### Aim
Restate the data below word for word. Skip any images it contains.

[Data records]
** begin **
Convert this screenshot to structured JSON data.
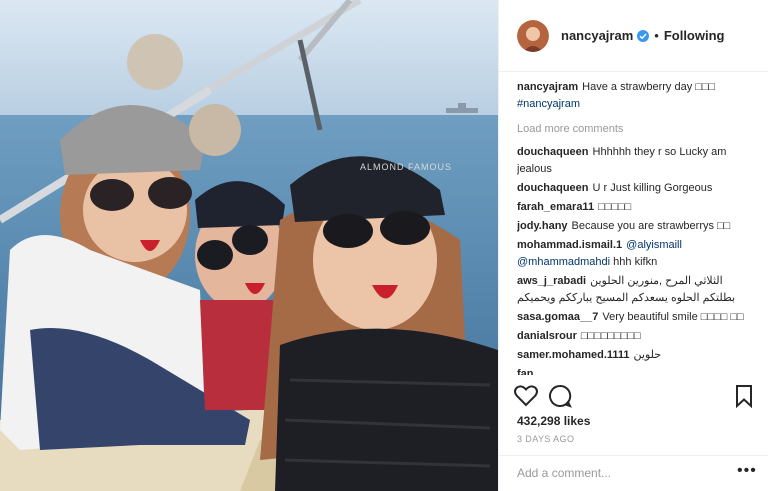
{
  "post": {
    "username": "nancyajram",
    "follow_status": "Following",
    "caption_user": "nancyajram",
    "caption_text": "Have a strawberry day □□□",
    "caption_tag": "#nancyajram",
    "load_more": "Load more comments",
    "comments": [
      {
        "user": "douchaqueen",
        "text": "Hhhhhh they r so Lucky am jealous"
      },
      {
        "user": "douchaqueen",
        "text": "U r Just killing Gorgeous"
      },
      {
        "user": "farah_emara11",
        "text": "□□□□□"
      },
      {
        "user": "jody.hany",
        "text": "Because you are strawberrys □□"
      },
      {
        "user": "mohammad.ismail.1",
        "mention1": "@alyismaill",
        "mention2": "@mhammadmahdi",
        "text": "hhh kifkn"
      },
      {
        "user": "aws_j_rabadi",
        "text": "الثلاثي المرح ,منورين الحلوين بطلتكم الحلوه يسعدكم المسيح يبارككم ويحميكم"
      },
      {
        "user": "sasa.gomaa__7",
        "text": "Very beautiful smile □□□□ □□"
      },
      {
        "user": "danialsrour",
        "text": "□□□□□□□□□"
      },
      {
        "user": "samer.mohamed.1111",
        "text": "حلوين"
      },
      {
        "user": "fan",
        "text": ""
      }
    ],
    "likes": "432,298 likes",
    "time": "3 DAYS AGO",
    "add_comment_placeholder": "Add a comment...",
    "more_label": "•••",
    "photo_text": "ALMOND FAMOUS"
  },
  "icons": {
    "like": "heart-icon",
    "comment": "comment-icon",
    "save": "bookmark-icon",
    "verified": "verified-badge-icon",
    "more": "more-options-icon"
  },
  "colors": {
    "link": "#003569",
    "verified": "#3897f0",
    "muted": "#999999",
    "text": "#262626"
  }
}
** end **
### The reply
Convert this screenshot to structured JSON data.
{
  "post": {
    "username": "nancyajram",
    "follow_status": "Following",
    "caption_user": "nancyajram",
    "caption_text": "Have a strawberry day □□□",
    "caption_tag": "#nancyajram",
    "load_more": "Load more comments",
    "comments": [
      {
        "user": "douchaqueen",
        "text": "Hhhhhh they r so Lucky am jealous"
      },
      {
        "user": "douchaqueen",
        "text": "U r Just killing Gorgeous"
      },
      {
        "user": "farah_emara11",
        "text": "□□□□□"
      },
      {
        "user": "jody.hany",
        "text": "Because you are strawberrys □□"
      },
      {
        "user": "mohammad.ismail.1",
        "mention1": "@alyismaill",
        "mention2": "@mhammadmahdi",
        "text": "hhh kifkn"
      },
      {
        "user": "aws_j_rabadi",
        "text": "الثلاثي المرح ,منورين الحلوين بطلتكم الحلوه يسعدكم المسيح يبارككم ويحميكم"
      },
      {
        "user": "sasa.gomaa__7",
        "text": "Very beautiful smile □□□□ □□"
      },
      {
        "user": "danialsrour",
        "text": "□□□□□□□□□"
      },
      {
        "user": "samer.mohamed.1111",
        "text": "حلوين"
      },
      {
        "user": "fan",
        "text": ""
      }
    ],
    "likes": "432,298 likes",
    "time": "3 DAYS AGO",
    "add_comment_placeholder": "Add a comment...",
    "more_label": "•••",
    "photo_text": "ALMOND FAMOUS"
  },
  "icons": {
    "like": "heart-icon",
    "comment": "comment-icon",
    "save": "bookmark-icon",
    "verified": "verified-badge-icon",
    "more": "more-options-icon"
  },
  "colors": {
    "link": "#003569",
    "verified": "#3897f0",
    "muted": "#999999",
    "text": "#262626"
  }
}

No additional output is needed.